------ Source text
CONSOLIDATED RESULTS
Three months ended March 31, 2005 compared with the three months ended
March 31, 2004
The Company's consolidated net income decreased by $19 million or 19%
for the three months ended March 31, 2005 when compared to the
corresponding period of the preceding year. The decrease in net income
is primarily the result of realized investment losses and a decrease in
investment income offset by increased fee revenue. The net income
decrease reflects a $4 million decrease in the Great-West Healthcare
segment and a $15 million decrease in the Financial Services segment.
Premium income increased $245 million for the first quarter of 2005
when compared to the same period of the preceding year. This increase
is primarily a result of the February 29, 2004, Canada Life Assurance
Company ("CLAC") recapture of certain group life and health insurance
business previously ceded to the Company (see Note 3 to the
accompanying consolidated financial statements). The Company recorded
an income statement impact of $256 million in negative premium revenues
and a corresponding change in reserves related to the recaptured
policies.
------------
------ Material shown
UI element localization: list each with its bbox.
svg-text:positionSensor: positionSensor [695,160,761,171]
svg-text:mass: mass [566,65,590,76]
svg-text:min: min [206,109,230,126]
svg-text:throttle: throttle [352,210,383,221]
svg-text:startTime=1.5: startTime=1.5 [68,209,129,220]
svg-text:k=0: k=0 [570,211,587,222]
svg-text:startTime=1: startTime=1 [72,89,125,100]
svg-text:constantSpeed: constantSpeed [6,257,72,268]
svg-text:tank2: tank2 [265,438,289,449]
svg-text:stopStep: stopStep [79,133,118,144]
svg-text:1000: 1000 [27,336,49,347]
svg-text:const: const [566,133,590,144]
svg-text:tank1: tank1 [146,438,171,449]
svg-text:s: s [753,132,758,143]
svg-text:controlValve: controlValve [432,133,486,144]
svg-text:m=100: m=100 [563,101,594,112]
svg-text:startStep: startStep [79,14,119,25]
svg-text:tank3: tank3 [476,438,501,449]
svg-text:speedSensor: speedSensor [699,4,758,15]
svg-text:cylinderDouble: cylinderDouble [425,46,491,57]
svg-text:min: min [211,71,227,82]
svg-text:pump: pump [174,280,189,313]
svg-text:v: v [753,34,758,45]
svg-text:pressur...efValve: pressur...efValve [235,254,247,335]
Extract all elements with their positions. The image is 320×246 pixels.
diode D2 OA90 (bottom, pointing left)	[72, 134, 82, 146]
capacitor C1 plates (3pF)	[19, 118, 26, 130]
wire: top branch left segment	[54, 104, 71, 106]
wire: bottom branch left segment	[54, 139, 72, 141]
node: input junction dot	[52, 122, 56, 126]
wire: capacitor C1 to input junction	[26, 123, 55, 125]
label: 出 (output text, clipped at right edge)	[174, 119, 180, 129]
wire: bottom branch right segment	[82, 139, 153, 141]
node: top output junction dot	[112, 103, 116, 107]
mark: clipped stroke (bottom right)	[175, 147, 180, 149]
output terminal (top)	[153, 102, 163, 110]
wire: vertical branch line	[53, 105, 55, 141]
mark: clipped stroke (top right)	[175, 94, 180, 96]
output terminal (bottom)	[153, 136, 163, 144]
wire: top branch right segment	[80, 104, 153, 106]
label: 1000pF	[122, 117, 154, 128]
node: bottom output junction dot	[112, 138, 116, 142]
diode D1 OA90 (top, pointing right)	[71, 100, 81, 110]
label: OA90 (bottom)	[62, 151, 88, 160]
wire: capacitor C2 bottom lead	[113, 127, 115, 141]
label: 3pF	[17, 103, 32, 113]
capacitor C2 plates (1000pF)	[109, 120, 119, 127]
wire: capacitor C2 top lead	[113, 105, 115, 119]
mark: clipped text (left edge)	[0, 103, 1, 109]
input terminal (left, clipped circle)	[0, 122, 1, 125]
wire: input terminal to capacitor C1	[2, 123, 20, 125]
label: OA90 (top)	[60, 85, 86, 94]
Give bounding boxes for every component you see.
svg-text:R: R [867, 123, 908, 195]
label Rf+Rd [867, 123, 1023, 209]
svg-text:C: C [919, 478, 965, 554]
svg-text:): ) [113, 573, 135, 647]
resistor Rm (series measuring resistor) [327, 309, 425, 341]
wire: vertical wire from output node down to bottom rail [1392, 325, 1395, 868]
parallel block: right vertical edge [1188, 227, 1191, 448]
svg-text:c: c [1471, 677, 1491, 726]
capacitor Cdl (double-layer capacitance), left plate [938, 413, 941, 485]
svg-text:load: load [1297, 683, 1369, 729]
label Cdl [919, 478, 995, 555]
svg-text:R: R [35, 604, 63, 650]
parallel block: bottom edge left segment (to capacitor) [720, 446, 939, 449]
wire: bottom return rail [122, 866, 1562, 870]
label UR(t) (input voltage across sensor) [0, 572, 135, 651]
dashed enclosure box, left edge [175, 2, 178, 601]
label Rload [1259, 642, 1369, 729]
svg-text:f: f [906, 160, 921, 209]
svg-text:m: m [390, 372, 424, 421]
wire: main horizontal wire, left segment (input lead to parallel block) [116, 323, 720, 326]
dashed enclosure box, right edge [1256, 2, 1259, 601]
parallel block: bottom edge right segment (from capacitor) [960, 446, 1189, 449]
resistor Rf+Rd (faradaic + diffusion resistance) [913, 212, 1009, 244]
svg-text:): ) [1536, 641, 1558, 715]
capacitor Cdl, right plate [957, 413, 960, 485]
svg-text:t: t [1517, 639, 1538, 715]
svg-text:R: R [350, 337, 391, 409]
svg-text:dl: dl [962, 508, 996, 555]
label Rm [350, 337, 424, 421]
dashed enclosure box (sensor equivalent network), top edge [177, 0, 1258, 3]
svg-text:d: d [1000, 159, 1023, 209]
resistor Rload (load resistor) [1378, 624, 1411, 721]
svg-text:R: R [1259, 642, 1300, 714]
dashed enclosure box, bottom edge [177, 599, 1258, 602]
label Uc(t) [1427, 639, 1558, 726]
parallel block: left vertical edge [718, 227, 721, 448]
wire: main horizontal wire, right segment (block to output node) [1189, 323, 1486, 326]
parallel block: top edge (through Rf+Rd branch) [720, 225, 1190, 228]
------------
● What you will do:
a. According to the consolidated results text, by how much did premium income increase for the first quarter of 2005?
b. In the records, rename "startTime" to "beginTime" in the lines from the first line through the line containing "svg-text:stopStep: stopStep [79,133,118,144]", inclusive. Give only those lines, with nothing else changed.

● Written answers:
a. $245 million

b.
UI element localization: list each with its bbox.
svg-text:positionSensor: positionSensor [695,160,761,171]
svg-text:mass: mass [566,65,590,76]
svg-text:min: min [206,109,230,126]
svg-text:throttle: throttle [352,210,383,221]
svg-text:beginTime=1.5: beginTime=1.5 [68,209,129,220]
svg-text:k=0: k=0 [570,211,587,222]
svg-text:beginTime=1: beginTime=1 [72,89,125,100]
svg-text:constantSpeed: constantSpeed [6,257,72,268]
svg-text:tank2: tank2 [265,438,289,449]
svg-text:stopStep: stopStep [79,133,118,144]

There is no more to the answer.